→ Exercise
Scan the material below for the string "personsedlenes", and copy every line where it shows up.

→ Task input
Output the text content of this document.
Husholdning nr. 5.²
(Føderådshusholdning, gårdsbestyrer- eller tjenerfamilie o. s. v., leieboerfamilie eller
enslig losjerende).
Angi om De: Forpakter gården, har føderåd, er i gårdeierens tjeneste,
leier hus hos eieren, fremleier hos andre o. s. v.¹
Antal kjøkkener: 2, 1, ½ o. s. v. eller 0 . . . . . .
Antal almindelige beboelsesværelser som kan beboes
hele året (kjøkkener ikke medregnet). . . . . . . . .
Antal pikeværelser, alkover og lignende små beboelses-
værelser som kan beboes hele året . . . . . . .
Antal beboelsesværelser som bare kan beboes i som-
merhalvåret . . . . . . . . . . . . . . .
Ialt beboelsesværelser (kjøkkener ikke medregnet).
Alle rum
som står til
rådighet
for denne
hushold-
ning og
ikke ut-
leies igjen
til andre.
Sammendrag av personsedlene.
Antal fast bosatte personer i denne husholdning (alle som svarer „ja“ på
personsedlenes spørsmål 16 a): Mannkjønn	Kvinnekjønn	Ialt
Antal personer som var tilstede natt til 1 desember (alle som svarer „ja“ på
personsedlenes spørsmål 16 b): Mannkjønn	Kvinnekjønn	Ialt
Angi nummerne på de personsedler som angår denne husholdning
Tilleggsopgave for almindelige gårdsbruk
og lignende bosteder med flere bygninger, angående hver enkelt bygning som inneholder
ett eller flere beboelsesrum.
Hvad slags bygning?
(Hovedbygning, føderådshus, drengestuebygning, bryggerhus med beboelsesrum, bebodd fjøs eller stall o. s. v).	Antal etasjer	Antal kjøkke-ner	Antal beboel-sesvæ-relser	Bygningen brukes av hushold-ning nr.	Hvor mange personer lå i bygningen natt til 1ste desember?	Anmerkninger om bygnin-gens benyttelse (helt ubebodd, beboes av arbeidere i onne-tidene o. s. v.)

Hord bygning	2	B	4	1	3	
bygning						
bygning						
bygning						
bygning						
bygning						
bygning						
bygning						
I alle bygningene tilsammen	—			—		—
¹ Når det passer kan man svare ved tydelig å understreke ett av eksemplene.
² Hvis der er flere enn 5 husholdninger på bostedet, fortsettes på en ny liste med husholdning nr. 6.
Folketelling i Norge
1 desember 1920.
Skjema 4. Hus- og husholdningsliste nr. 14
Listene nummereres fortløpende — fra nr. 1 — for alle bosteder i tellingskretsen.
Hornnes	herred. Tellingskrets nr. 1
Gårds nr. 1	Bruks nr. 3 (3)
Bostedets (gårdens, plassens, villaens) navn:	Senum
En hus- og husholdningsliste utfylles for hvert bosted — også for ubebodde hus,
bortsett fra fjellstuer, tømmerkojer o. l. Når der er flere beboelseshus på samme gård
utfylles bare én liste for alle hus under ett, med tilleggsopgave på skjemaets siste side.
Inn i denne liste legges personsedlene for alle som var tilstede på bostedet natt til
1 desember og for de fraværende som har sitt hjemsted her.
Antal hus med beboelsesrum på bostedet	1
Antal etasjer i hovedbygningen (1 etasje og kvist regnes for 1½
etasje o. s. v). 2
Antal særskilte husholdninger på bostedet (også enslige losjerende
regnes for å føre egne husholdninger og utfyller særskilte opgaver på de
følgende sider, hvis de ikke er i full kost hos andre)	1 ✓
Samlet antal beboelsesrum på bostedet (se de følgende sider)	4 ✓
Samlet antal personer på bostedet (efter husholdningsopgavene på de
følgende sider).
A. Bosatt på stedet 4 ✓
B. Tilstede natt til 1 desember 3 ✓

→ Reply to the exercise
personsedlenes spørsmål 16 a): Mannkjønn	Kvinnekjønn	Ialt
personsedlenes spørsmål 16 b): Mannkjønn	Kvinnekjønn	Ialt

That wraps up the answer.